(Materials provided)
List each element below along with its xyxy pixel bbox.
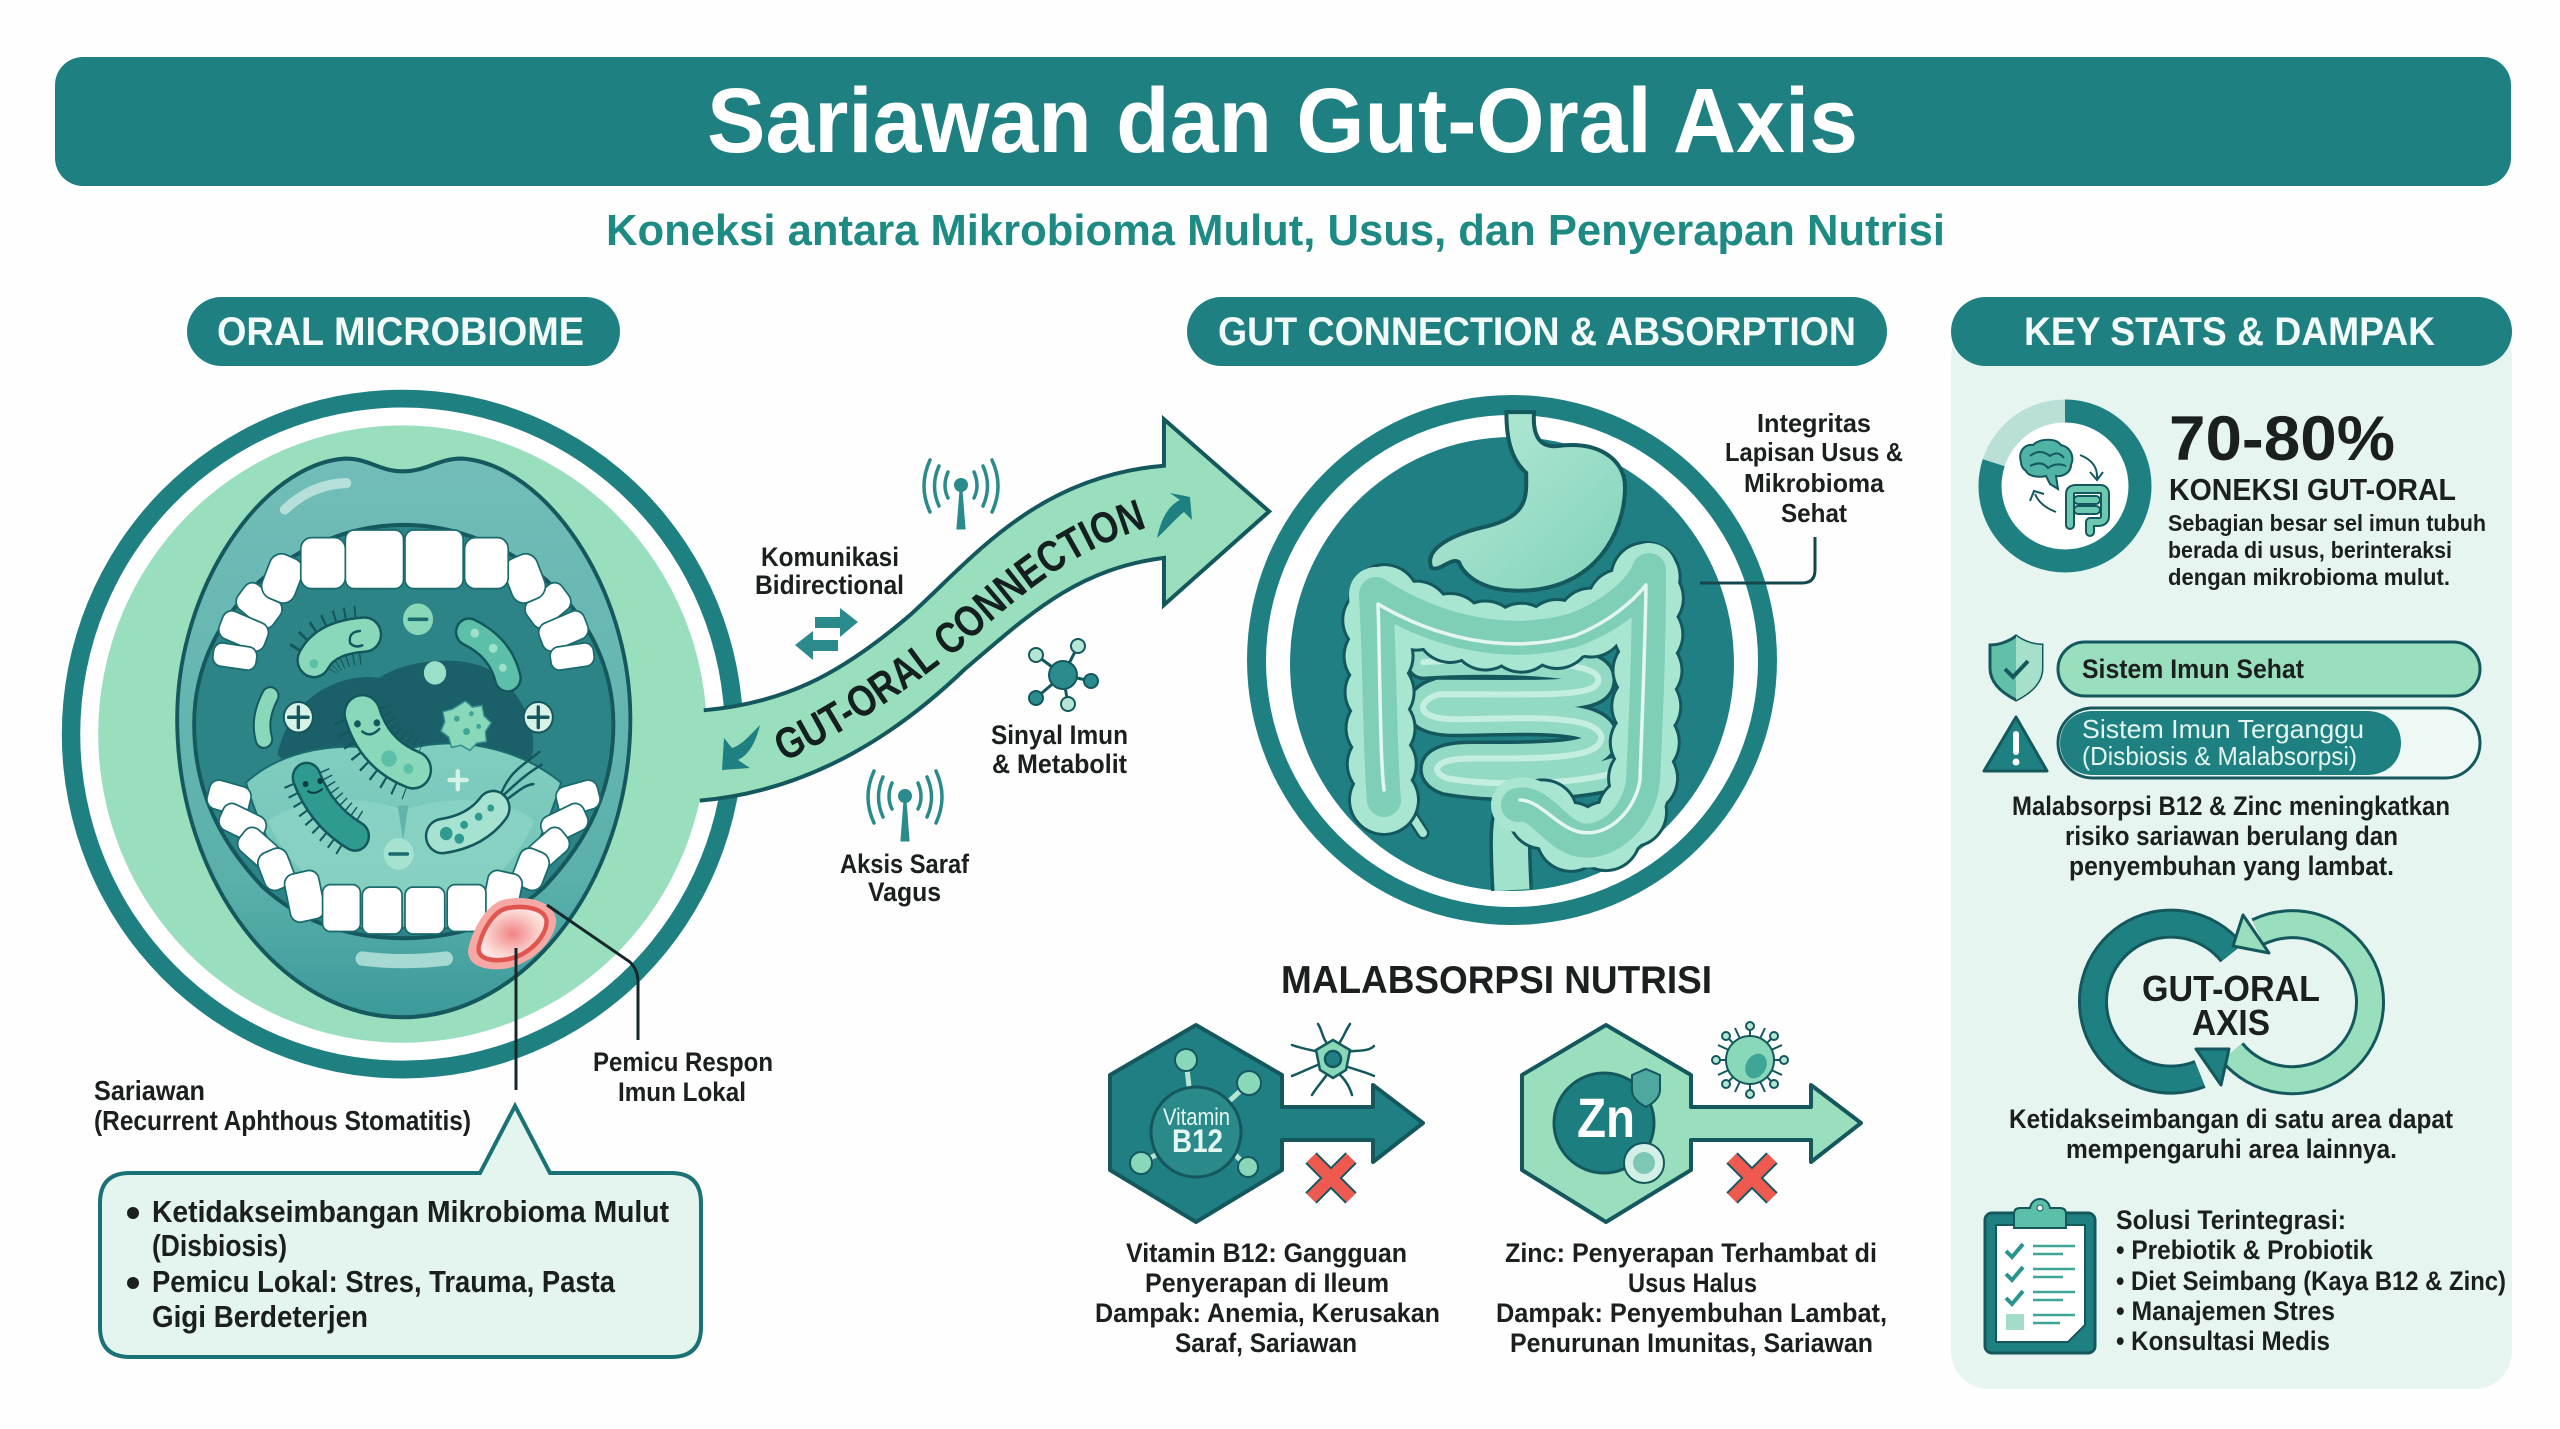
icon: gut <box>2070 489 2105 532</box>
stat description <box>2168 510 2486 590</box>
donut chart: 70-80 percent <box>1990 411 2140 561</box>
text: solusi terintegrasi: • Manajemen Stres <box>2116 1296 2335 1326</box>
icon: brain <box>2020 440 2072 489</box>
text: vitamin b12 effects: Dampak: Anemia, Kerusakan <box>1095 1298 1440 1328</box>
label: sariawan: (Recurrent Aphthous Stomatitis) <box>94 1105 471 1136</box>
label: aksis saraf vagus: Aksis Saraf <box>840 849 970 879</box>
icon: gut-oral axis loop <box>2093 915 2370 1085</box>
text: vitamin b12 effects: Saraf, Sariawan <box>1175 1328 1357 1358</box>
icon: vitamin b12 hexagon arrow: Vitamin <box>1163 1104 1230 1131</box>
sign: plus right <box>524 702 553 733</box>
icon: bidirectional arrows <box>795 608 858 660</box>
title banner: Sariawan dan Gut-Oral Axis <box>707 70 1858 172</box>
bacterium: lower left dark <box>303 777 355 836</box>
text: vitamin b12 effects: Vitamin B12: Gangguan <box>1126 1238 1407 1268</box>
mouth interior <box>194 525 613 938</box>
icon: red x right <box>1732 1158 1772 1198</box>
text: malabsorpsi risk: penyembuhan yang lambat. <box>2069 851 2394 881</box>
bar: sistem imun terganggu: Sistem Imun Terganggu <box>2082 714 2364 744</box>
callout: causes: (Disbiosis) <box>152 1228 287 1263</box>
text: zinc effects <box>1496 1238 1887 1358</box>
text: zinc effects: Zinc: Penyerapan Terhambat di <box>1505 1238 1877 1268</box>
icon: signal antenna top <box>924 460 998 528</box>
label: pemicu respon <box>593 1047 773 1107</box>
label: sinyal imun <box>991 720 1128 779</box>
band label: GUT-ORAL CONNECTION <box>776 500 1145 758</box>
bar: sistem imun terganggu: (Disbiosis & Malabsorpsi) <box>2082 741 2357 771</box>
text: solusi terintegrasi: • Prebiotik & Probiotik <box>2116 1235 2374 1265</box>
label: komunikasi bidirectional: Bidirectional <box>755 570 904 600</box>
icon: gut-oral axis loop: GUT-ORAL <box>2142 968 2320 1009</box>
label: sinyal imun: & Metabolit <box>992 749 1127 779</box>
label: integritas lapisan usus: Mikrobioma <box>1744 468 1885 498</box>
icon: zinc hexagon arrow <box>1522 1025 1861 1222</box>
heading: key stats: KEY STATS & DAMPAK <box>2024 310 2435 354</box>
heading: oral microbiome: ORAL MICROBIOME <box>217 310 584 354</box>
band arrow right <box>1157 493 1192 538</box>
heading: key stats <box>1951 297 2512 366</box>
label: komunikasi bidirectional: Komunikasi <box>761 542 899 572</box>
illustration: open mouth with microbiome <box>62 390 743 1078</box>
text: zinc effects: Dampak: Penyembuhan Lambat, <box>1496 1298 1887 1328</box>
callout: causes: Ketidakseimbangan Mikrobioma Mulut <box>152 1194 669 1229</box>
stomach <box>1430 412 1625 591</box>
text: zinc effects: Penurunan Imunitas, Sariawan <box>1510 1328 1873 1358</box>
text: vitamin b12 effects: Penyerapan di Ileum <box>1145 1268 1389 1298</box>
bacterium: top right <box>469 628 508 678</box>
label: sariawan <box>94 1075 471 1136</box>
label: sinyal imun: Sinyal Imun <box>991 720 1128 750</box>
bar: sistem imun terganggu <box>2058 708 2480 778</box>
text: solusi terintegrasi: • Konsultasi Medis <box>2116 1326 2330 1356</box>
label: integritas lapisan usus: Integritas <box>1757 408 1871 438</box>
microbe: star blob <box>441 701 491 750</box>
callout: causes <box>100 1106 701 1357</box>
lips <box>177 459 630 1017</box>
heading: malabsorpsi nutrisi: MALABSORPSI NUTRISI <box>1281 959 1712 1002</box>
band arrow left <box>722 725 760 770</box>
callout: causes: Pemicu Lokal: Stres, Trauma, Pasta <box>152 1264 616 1299</box>
bacterium: small left <box>262 696 270 739</box>
large intestine <box>1376 570 1649 841</box>
arrow: gut-oral connection band <box>700 415 1272 803</box>
bacterium: lower right with flagella <box>440 752 542 844</box>
throat <box>278 661 533 770</box>
tongue <box>246 743 561 928</box>
label: komunikasi bidirectional <box>755 542 904 600</box>
heading: gut connection: GUT CONNECTION & ABSORPTION <box>1218 310 1856 354</box>
stat: 70-80 percent: 70-80% <box>2169 404 2395 474</box>
icon: signal antenna bottom <box>868 771 942 840</box>
label: aksis saraf vagus: Vagus <box>868 877 941 907</box>
text: imbalance note: mempengaruhi area lainnya. <box>2066 1134 2397 1164</box>
bacterium: center smiling <box>354 714 413 774</box>
panel: key stats background <box>1951 320 2512 1389</box>
canker sore <box>468 898 556 969</box>
icon: vitamin b12 hexagon arrow <box>1110 1025 1423 1222</box>
subtitle: Koneksi antara Mikrobioma Mulut, Usus, dan Penyerapan Nutrisi <box>606 206 1945 255</box>
text: solusi terintegrasi: Solusi Terintegrasi: <box>2116 1205 2346 1235</box>
label: pemicu respon: Imun Lokal <box>618 1077 746 1107</box>
label: integritas lapisan usus: Lapisan Usus & <box>1725 437 1903 467</box>
lower teeth <box>205 778 602 934</box>
upper teeth <box>212 530 595 671</box>
heading: gut connection <box>1187 297 1887 366</box>
sign: minus <box>403 603 433 635</box>
rectum <box>1510 805 1518 890</box>
label: aksis saraf vagus <box>840 849 970 907</box>
text: solusi terintegrasi <box>2116 1205 2506 1356</box>
text: vitamin b12 effects <box>1095 1238 1440 1358</box>
sign: plus left <box>284 702 313 733</box>
stat description: Sebagian besar sel imun tubuh <box>2168 510 2486 536</box>
bar: sistem imun sehat <box>2058 642 2480 696</box>
label: pemicu respon: Pemicu Respon <box>593 1047 773 1077</box>
icon: gut-oral axis loop: AXIS <box>2192 1002 2270 1043</box>
sign: small plus <box>450 771 467 789</box>
text: malabsorpsi risk: Malabsorpsi B12 & Zinc meningkatkan <box>2012 791 2450 821</box>
leader lines: sore <box>516 905 638 1090</box>
text: imbalance note <box>2009 1104 2453 1164</box>
icon: molecule network <box>1029 639 1098 711</box>
heading: oral microbiome <box>187 297 620 366</box>
sign: minus lower <box>384 838 414 870</box>
label: sariawan: Sariawan <box>94 1075 205 1106</box>
text: zinc effects: Usus Halus <box>1628 1268 1757 1298</box>
label: integritas lapisan usus: Sehat <box>1781 498 1847 528</box>
text: solusi terintegrasi: • Diet Seimbang (Kaya B12 & Zinc) <box>2116 1266 2506 1296</box>
small intestine <box>1423 660 1613 783</box>
icon: virus <box>1712 1022 1788 1098</box>
icon: warning triangle <box>1984 717 2047 771</box>
stat description: berada di usus, berinteraksi <box>2168 537 2452 563</box>
microbe: dot <box>424 661 446 685</box>
title banner <box>55 57 2511 186</box>
icon: neuron <box>1292 1024 1374 1095</box>
leader line: integritas <box>1700 537 1815 583</box>
text: imbalance note: Ketidakseimbangan di satu area dapat <box>2009 1104 2453 1134</box>
bacterium: top left <box>309 631 365 668</box>
bar: sistem imun sehat: Sistem Imun Sehat <box>2082 654 2304 684</box>
stat label: KONEKSI GUT-ORAL <box>2169 472 2456 507</box>
icon: shield check <box>1990 636 2042 700</box>
callout: causes: Gigi Berdeterjen <box>152 1299 368 1334</box>
text: malabsorpsi risk <box>2012 791 2450 881</box>
illustration: digestive tract circle <box>1247 395 1777 925</box>
icon: red x left <box>1311 1158 1351 1198</box>
icon: vitamin b12 hexagon arrow: B12 <box>1172 1123 1223 1159</box>
text: malabsorpsi risk: risiko sariawan berulang dan <box>2065 821 2398 851</box>
appendix <box>1395 790 1423 833</box>
label: integritas lapisan usus <box>1725 408 1903 528</box>
icon: clipboard checklist <box>1985 1199 2095 1353</box>
stat description: dengan mikrobioma mulut. <box>2168 564 2450 590</box>
icon: cycle arrows <box>2030 455 2103 512</box>
icon: zinc hexagon arrow: Zn <box>1577 1086 1635 1149</box>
(End Materials provided)
Please return each line of the data above in which the word "Lokal" occurs.

Response
callout: causes: Pemicu Lokal: Stres, Trauma, Pasta <box>152 1264 616 1299</box>
label: pemicu respon: Imun Lokal <box>618 1077 746 1107</box>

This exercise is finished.